**GIVEN INSTRUCTION:** Copy every record below, exactly as written.

**RECORDS FOR THIS EXERCISE:**

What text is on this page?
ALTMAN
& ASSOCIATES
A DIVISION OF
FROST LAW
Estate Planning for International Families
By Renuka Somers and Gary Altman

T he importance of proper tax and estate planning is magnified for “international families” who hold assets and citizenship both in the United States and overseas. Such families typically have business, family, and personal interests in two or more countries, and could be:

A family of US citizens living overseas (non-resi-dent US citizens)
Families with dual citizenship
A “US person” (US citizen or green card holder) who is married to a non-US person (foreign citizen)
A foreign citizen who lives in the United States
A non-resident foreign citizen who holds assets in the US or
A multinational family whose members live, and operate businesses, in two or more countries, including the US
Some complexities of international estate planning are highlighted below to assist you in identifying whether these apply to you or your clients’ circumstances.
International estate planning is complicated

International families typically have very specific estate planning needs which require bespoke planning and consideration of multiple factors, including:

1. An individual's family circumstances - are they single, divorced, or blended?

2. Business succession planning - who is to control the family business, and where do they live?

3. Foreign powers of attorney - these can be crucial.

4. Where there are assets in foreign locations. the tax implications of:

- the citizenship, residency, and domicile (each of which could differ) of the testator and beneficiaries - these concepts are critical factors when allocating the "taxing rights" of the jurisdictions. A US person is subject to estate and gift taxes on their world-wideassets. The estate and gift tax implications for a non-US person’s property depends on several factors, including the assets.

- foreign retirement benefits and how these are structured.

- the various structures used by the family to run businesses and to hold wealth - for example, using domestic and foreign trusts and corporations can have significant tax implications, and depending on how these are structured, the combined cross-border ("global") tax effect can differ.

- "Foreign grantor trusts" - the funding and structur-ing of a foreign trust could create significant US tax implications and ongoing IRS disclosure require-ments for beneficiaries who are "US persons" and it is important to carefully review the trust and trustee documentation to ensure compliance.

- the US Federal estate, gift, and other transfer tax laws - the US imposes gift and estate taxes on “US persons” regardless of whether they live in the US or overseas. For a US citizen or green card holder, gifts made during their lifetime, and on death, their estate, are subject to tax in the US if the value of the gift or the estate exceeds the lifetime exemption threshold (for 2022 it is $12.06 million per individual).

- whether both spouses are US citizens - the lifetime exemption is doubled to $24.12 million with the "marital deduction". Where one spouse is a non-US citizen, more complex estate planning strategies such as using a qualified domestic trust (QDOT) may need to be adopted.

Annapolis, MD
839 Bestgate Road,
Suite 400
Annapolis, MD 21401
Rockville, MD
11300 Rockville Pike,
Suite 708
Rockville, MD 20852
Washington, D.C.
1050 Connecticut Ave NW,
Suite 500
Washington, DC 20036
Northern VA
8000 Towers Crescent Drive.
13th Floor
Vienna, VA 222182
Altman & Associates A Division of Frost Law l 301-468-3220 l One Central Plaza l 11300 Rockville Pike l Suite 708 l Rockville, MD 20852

**RESPONSE:**
What text is on this page?
ALTMAN
& ASSOCIATES
A DIVISION OF
FROST LAW
Estate Planning for International Families
By Renuka Somers and Gary Altman

T he importance of proper tax and estate planning is magnified for “international families” who hold assets and citizenship both in the United States and overseas. Such families typically have business, family, and personal interests in two or more countries, and could be:

A family of US citizens living overseas (non-resi-dent US citizens)
Families with dual citizenship
A “US person” (US citizen or green card holder) who is married to a non-US person (foreign citizen)
A foreign citizen who lives in the United States
A non-resident foreign citizen who holds assets in the US or
A multinational family whose members live, and operate businesses, in two or more countries, including the US
Some complexities of international estate planning are highlighted below to assist you in identifying whether these apply to you or your clients’ circumstances.
International estate planning is complicated

International families typically have very specific estate planning needs which require bespoke planning and consideration of multiple factors, including:

1. An individual's family circumstances - are they single, divorced, or blended?

2. Business succession planning - who is to control the family business, and where do they live?

3. Foreign powers of attorney - these can be crucial.

4. Where there are assets in foreign locations. the tax implications of:

- the citizenship, residency, and domicile (each of which could differ) of the testator and beneficiaries - these concepts are critical factors when allocating the "taxing rights" of the jurisdictions. A US person is subject to estate and gift taxes on their world-wideassets. The estate and gift tax implications for a non-US person’s property depends on several factors, including the assets.

- foreign retirement benefits and how these are structured.

- the various structures used by the family to run businesses and to hold wealth - for example, using domestic and foreign trusts and corporations can have significant tax implications, and depending on how these are structured, the combined cross-border ("global") tax effect can differ.

- "Foreign grantor trusts" - the funding and structur-ing of a foreign trust could create significant US tax implications and ongoing IRS disclosure require-ments for beneficiaries who are "US persons" and it is important to carefully review the trust and trustee documentation to ensure compliance.

- the US Federal estate, gift, and other transfer tax laws - the US imposes gift and estate taxes on “US persons” regardless of whether they live in the US or overseas. For a US citizen or green card holder, gifts made during their lifetime, and on death, their estate, are subject to tax in the US if the value of the gift or the estate exceeds the lifetime exemption threshold (for 2022 it is $12.06 million per individual).

- whether both spouses are US citizens - the lifetime exemption is doubled to $24.12 million with the "marital deduction". Where one spouse is a non-US citizen, more complex estate planning strategies such as using a qualified domestic trust (QDOT) may need to be adopted.

Annapolis, MD
839 Bestgate Road,
Suite 400
Annapolis, MD 21401
Rockville, MD
11300 Rockville Pike,
Suite 708
Rockville, MD 20852
Washington, D.C.
1050 Connecticut Ave NW,
Suite 500
Washington, DC 20036
Northern VA
8000 Towers Crescent Drive.
13th Floor
Vienna, VA 222182
Altman & Associates A Division of Frost Law l 301-468-3220 l One Central Plaza l 11300 Rockville Pike l Suite 708 l Rockville, MD 20852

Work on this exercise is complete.